*GIVEN DATA*:

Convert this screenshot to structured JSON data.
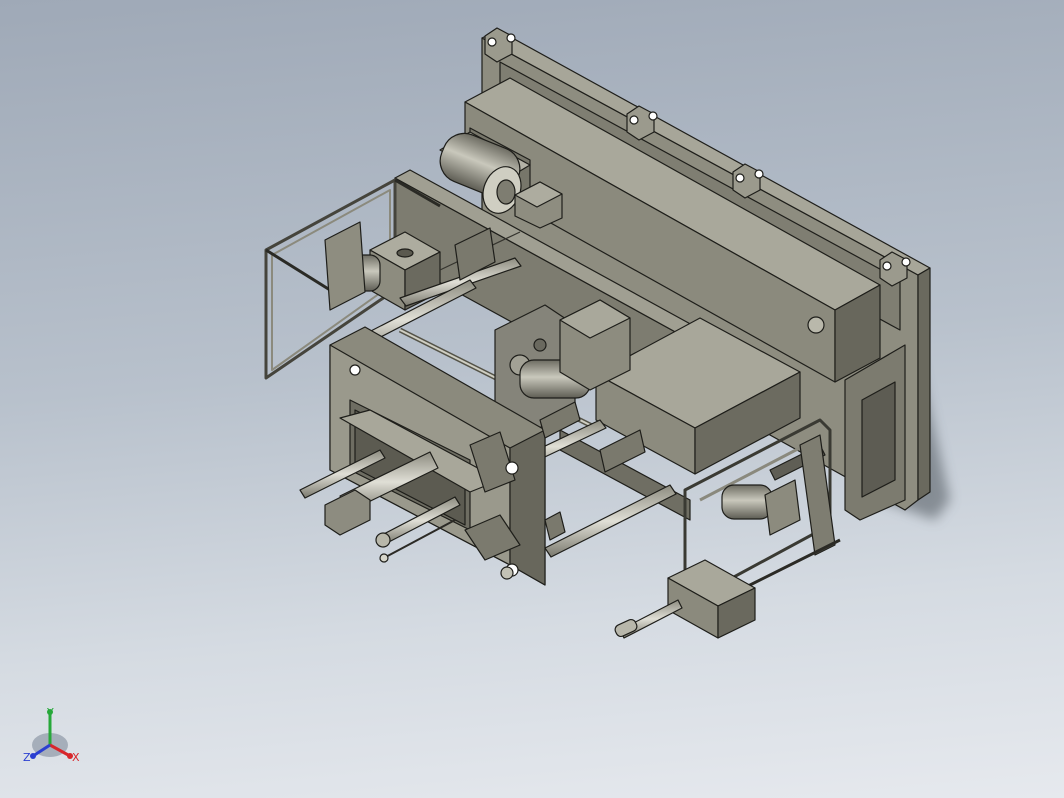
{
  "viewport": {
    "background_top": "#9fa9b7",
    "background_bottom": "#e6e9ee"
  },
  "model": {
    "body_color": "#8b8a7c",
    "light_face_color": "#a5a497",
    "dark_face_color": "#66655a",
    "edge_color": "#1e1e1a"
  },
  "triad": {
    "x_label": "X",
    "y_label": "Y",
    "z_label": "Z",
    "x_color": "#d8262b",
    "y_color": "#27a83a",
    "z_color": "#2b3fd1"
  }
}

* * *

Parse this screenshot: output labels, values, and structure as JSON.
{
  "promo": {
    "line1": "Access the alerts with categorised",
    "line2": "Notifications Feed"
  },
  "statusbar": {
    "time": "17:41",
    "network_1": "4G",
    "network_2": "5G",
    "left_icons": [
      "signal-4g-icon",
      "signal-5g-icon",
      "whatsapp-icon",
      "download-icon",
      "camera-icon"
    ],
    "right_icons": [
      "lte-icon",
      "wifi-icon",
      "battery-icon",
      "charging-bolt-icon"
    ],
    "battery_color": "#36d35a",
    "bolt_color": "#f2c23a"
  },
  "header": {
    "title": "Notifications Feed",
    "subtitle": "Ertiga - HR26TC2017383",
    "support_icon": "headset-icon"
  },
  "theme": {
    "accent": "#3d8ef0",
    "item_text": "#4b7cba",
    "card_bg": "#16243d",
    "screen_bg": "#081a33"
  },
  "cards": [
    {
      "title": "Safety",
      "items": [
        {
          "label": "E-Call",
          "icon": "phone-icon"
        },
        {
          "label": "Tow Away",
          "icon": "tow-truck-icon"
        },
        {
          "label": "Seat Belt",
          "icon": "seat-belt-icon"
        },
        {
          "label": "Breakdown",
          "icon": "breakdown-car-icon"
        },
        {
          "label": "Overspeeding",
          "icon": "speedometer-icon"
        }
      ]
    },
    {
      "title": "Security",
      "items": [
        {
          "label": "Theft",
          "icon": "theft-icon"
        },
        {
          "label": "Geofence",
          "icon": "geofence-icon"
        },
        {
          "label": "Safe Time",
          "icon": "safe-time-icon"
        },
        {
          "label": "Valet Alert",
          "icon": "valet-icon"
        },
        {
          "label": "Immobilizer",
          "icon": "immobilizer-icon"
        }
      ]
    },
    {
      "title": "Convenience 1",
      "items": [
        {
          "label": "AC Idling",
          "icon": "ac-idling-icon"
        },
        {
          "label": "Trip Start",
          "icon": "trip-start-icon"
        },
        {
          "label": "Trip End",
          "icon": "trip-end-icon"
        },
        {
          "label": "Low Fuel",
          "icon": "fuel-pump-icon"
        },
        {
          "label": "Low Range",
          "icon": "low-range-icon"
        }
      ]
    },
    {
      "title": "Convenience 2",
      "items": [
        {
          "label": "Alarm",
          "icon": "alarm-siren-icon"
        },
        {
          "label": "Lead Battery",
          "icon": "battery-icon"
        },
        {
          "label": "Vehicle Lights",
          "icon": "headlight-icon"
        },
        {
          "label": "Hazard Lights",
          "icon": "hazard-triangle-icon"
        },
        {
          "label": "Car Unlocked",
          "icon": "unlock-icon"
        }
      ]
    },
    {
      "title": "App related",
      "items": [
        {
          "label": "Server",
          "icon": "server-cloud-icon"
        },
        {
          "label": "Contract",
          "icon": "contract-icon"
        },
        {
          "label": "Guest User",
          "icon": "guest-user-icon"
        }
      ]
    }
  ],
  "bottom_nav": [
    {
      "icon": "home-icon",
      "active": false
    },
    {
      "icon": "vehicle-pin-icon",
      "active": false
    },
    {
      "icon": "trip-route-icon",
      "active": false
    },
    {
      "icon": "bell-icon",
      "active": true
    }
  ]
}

---

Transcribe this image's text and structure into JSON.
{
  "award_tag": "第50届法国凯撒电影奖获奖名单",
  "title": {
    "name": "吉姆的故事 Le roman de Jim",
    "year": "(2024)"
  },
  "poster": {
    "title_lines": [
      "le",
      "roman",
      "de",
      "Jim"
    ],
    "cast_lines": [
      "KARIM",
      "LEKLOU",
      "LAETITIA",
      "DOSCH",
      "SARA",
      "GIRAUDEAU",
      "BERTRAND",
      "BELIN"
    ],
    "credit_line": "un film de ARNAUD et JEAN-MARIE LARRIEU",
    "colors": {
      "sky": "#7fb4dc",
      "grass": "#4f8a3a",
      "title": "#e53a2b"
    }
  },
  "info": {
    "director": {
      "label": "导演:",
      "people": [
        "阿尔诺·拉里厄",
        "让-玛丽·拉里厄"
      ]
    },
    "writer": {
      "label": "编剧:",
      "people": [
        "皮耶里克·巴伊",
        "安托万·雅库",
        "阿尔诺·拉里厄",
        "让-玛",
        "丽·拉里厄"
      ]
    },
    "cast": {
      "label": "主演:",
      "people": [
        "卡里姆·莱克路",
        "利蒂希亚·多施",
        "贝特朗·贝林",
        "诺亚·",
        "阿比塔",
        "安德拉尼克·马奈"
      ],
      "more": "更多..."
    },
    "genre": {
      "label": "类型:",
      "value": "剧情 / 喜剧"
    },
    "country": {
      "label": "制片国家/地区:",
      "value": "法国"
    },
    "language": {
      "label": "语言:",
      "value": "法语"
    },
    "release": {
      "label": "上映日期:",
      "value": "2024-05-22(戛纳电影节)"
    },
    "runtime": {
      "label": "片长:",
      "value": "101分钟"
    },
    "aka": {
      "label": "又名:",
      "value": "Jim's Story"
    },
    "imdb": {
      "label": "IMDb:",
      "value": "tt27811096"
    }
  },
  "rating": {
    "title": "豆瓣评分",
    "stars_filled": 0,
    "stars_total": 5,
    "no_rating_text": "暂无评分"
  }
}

*WRITTEN INSTRUCTION*:
Looking at the material above, count the lines that hold "Convenience" and give the total alone.

*RESULT OF THIS EXERCISE*:
2